- _What to do_
Your task is to repeat the entries word for word while leaving out the pictures.

- _Data entries_
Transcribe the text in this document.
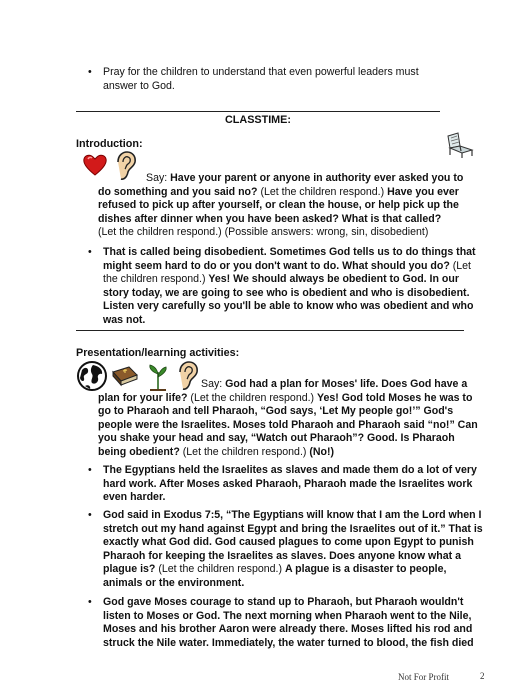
•	Pray for the children to understand that even powerful leaders must answer to God.
CLASSTIME:
Introduction:
Say: Have your parent or anyone in authority ever asked you to do something and you said no? (Let the children respond.) Have you ever refused to pick up after yourself, or clean the house, or help pick up the dishes after dinner when you have been asked? What is that called?
(Let the children respond.) (Possible answers: wrong, sin, disobedient)
•	That is called being disobedient. Sometimes God tells us to do things that might seem hard to do or you don't want to do. What should you do? (Let the children respond.) Yes! We should always be obedient to God. In our story today, we are going to see who is obedient and who is disobedient. Listen very carefully so you'll be able to know who was obedient and who was not.
Presentation/learning activities:
Say: God had a plan for Moses' life. Does God have a plan for your life? (Let the children respond.) Yes! God told Moses he was to go to Pharaoh and tell Pharaoh, “God says, ‘Let My people go!’” God's people were the Israelites. Moses told Pharaoh and Pharaoh said “no!” Can you shake your head and say, “Watch out Pharaoh”? Good. Is Pharaoh being obedient? (Let the children respond.) (No!)
•	The Egyptians held the Israelites as slaves and made them do a lot of very hard work. After Moses asked Pharaoh, Pharaoh made the Israelites work even harder.
•	God said in Exodus 7:5, “The Egyptians will know that I am the Lord when I stretch out my hand against Egypt and bring the Israelites out of it.” That is exactly what God did. God caused plagues to come upon Egypt to punish Pharaoh for keeping the Israelites as slaves. Does anyone know what a plague is? (Let the children respond.) A plague is a disaster to people, animals or the environment.
•	God gave Moses courage to stand up to Pharaoh, but Pharaoh wouldn't listen to Moses or God. The next morning when Pharaoh went to the Nile, Moses and his brother Aaron were already there. Moses lifted his rod and struck the Nile water. Immediately, the water turned to blood, the fish died
Not For Profit	2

- _Solution to this exercise_
Transcribe the text in this document.
•	Pray for the children to understand that even powerful leaders must answer to God.
CLASSTIME:
Introduction:
Say: Have your parent or anyone in authority ever asked you to do something and you said no? (Let the children respond.) Have you ever refused to pick up after yourself, or clean the house, or help pick up the dishes after dinner when you have been asked? What is that called?
(Let the children respond.) (Possible answers: wrong, sin, disobedient)
•	That is called being disobedient. Sometimes God tells us to do things that might seem hard to do or you don't want to do. What should you do? (Let the children respond.) Yes! We should always be obedient to God. In our story today, we are going to see who is obedient and who is disobedient. Listen very carefully so you'll be able to know who was obedient and who was not.
Presentation/learning activities:
Say: God had a plan for Moses' life. Does God have a plan for your life? (Let the children respond.) Yes! God told Moses he was to go to Pharaoh and tell Pharaoh, “God says, ‘Let My people go!’” God's people were the Israelites. Moses told Pharaoh and Pharaoh said “no!” Can you shake your head and say, “Watch out Pharaoh”? Good. Is Pharaoh being obedient? (Let the children respond.) (No!)
•	The Egyptians held the Israelites as slaves and made them do a lot of very hard work. After Moses asked Pharaoh, Pharaoh made the Israelites work even harder.
•	God said in Exodus 7:5, “The Egyptians will know that I am the Lord when I stretch out my hand against Egypt and bring the Israelites out of it.” That is exactly what God did. God caused plagues to come upon Egypt to punish Pharaoh for keeping the Israelites as slaves. Does anyone know what a plague is? (Let the children respond.) A plague is a disaster to people, animals or the environment.
•	God gave Moses courage to stand up to Pharaoh, but Pharaoh wouldn't listen to Moses or God. The next morning when Pharaoh went to the Nile, Moses and his brother Aaron were already there. Moses lifted his rod and struck the Nile water. Immediately, the water turned to blood, the fish died
Not For Profit	2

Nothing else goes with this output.